▸ **THE EXERCISE**
Examine each line of the data. Copy those that contain the string "this".

== RECORDS TO USE ==

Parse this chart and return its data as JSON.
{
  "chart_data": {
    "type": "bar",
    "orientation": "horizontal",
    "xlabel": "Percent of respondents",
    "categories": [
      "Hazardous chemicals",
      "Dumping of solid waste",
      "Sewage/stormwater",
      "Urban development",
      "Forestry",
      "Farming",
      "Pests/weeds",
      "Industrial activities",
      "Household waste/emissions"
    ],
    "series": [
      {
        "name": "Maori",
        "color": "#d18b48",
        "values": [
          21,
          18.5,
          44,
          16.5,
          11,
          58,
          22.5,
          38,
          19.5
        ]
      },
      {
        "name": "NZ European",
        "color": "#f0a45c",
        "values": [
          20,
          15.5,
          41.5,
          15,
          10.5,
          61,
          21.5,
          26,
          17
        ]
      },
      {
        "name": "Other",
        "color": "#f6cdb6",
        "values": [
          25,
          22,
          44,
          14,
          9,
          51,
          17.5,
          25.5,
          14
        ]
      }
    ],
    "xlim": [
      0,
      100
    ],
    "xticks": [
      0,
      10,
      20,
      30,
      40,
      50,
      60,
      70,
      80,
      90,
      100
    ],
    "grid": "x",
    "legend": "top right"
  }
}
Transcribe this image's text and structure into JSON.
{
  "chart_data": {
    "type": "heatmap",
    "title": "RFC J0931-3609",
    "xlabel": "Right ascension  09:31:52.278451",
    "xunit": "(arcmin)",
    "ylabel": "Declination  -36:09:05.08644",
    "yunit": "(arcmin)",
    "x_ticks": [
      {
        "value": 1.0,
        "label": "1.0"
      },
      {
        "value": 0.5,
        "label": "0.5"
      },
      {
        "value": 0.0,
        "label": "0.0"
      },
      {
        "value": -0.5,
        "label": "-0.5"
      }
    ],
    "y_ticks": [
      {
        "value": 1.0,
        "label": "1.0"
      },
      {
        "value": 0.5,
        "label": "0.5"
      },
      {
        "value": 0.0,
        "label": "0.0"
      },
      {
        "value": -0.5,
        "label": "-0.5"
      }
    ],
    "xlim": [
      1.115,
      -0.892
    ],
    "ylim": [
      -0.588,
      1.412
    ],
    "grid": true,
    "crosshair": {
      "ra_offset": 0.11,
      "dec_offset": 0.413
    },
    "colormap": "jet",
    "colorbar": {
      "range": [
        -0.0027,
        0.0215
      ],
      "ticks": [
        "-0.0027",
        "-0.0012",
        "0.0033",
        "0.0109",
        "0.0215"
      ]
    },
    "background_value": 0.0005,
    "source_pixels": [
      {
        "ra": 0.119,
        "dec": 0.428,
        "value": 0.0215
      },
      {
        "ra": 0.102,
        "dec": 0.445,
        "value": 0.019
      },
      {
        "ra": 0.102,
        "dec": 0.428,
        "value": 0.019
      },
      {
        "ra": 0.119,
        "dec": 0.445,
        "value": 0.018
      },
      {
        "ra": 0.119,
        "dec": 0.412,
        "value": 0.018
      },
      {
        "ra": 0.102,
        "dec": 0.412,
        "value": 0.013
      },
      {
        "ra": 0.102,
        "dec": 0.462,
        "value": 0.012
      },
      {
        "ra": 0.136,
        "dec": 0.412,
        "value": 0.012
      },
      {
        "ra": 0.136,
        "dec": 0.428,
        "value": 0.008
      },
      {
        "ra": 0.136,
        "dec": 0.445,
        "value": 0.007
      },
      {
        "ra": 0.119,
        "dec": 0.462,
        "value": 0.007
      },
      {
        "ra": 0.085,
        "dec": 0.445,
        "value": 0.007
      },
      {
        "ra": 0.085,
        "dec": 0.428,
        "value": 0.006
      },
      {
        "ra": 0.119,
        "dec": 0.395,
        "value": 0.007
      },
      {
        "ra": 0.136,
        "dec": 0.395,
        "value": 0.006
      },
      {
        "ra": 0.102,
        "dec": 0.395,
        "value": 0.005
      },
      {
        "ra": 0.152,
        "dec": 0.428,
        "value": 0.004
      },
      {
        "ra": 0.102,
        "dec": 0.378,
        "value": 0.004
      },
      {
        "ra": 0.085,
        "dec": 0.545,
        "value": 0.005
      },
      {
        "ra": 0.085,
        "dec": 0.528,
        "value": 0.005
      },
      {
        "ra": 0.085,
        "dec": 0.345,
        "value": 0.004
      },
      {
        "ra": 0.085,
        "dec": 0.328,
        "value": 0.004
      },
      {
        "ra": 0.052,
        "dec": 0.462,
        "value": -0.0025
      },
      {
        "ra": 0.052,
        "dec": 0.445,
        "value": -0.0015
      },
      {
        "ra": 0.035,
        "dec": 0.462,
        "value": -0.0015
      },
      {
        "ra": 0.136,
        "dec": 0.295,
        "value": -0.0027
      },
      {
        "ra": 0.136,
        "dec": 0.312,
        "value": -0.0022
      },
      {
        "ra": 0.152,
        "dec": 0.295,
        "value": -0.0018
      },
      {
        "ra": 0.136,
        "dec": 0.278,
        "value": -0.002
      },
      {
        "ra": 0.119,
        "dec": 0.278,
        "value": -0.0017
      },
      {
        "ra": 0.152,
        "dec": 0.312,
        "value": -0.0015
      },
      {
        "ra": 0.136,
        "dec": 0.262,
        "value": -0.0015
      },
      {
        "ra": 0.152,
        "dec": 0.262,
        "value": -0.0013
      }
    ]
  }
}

===

▸ **RESULT**
Parse this chart and return its data as JSON.
Transcribe this image's text and structure into JSON.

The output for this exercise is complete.